**RECORDS FOR PROCESSING**
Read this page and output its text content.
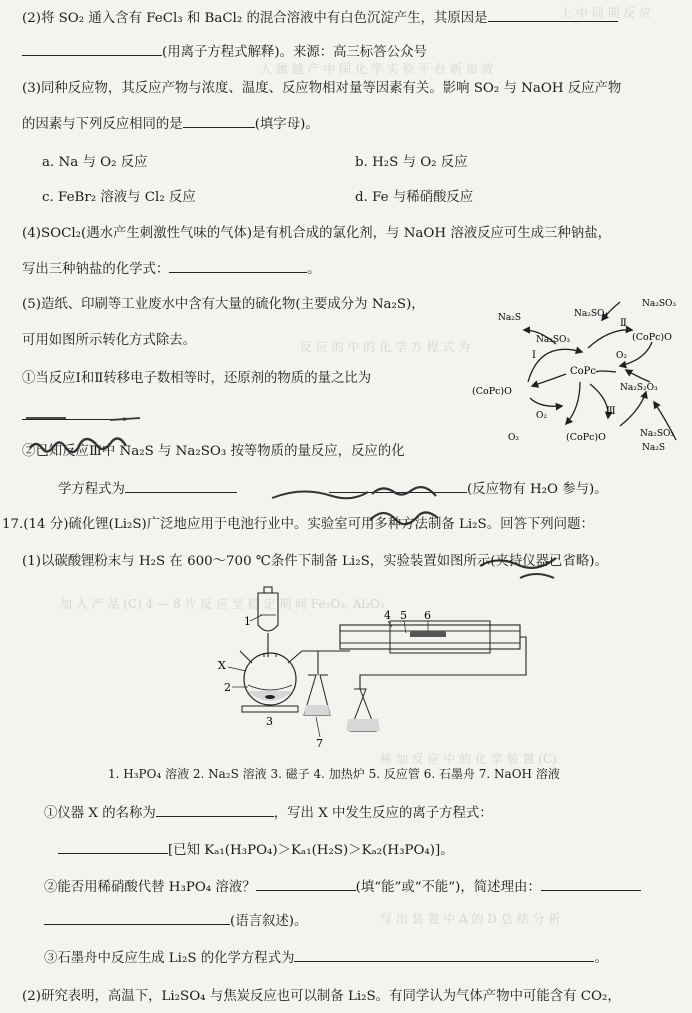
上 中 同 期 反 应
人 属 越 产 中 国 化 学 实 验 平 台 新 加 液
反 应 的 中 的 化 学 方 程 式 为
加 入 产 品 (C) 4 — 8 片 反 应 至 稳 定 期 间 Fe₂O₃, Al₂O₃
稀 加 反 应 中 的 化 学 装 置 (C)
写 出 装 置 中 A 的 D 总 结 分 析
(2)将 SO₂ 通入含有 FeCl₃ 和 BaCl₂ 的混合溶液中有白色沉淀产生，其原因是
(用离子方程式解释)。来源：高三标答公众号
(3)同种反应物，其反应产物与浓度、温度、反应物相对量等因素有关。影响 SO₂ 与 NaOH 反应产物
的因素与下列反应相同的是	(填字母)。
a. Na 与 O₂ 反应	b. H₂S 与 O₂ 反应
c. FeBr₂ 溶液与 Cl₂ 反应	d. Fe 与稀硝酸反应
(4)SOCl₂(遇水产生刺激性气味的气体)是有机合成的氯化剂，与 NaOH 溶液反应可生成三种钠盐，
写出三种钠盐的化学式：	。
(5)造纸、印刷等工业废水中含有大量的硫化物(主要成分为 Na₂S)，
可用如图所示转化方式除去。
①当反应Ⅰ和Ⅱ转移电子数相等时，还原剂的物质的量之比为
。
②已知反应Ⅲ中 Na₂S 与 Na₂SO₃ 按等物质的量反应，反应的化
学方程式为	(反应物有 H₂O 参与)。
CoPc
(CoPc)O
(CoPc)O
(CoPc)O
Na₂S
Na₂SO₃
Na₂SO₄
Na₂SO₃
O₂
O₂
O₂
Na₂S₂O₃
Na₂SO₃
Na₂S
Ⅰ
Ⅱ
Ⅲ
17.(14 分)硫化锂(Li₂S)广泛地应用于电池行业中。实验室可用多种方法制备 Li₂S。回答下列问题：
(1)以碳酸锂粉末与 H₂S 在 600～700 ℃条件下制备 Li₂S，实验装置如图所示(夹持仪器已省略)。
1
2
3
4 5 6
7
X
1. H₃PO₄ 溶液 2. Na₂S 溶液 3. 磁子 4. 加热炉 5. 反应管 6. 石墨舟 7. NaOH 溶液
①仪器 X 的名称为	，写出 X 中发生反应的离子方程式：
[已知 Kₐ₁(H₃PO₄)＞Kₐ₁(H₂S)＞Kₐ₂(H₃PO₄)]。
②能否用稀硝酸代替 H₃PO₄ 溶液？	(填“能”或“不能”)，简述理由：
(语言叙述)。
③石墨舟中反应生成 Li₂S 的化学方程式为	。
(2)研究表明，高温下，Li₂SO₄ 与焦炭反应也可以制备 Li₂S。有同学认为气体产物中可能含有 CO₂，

**REQUIREMENT**
Look through the entries above for the word "NaOH". Copy every line where it shows up.

**COMPLETE RESPONSE**
(3)同种反应物，其反应产物与浓度、温度、反应物相对量等因素有关。影响 SO₂ 与 NaOH 反应产物
(4)SOCl₂(遇水产生刺激性气味的气体)是有机合成的氯化剂，与 NaOH 溶液反应可生成三种钠盐，
1. H₃PO₄ 溶液 2. Na₂S 溶液 3. 磁子 4. 加热炉 5. 反应管 6. 石墨舟 7. NaOH 溶液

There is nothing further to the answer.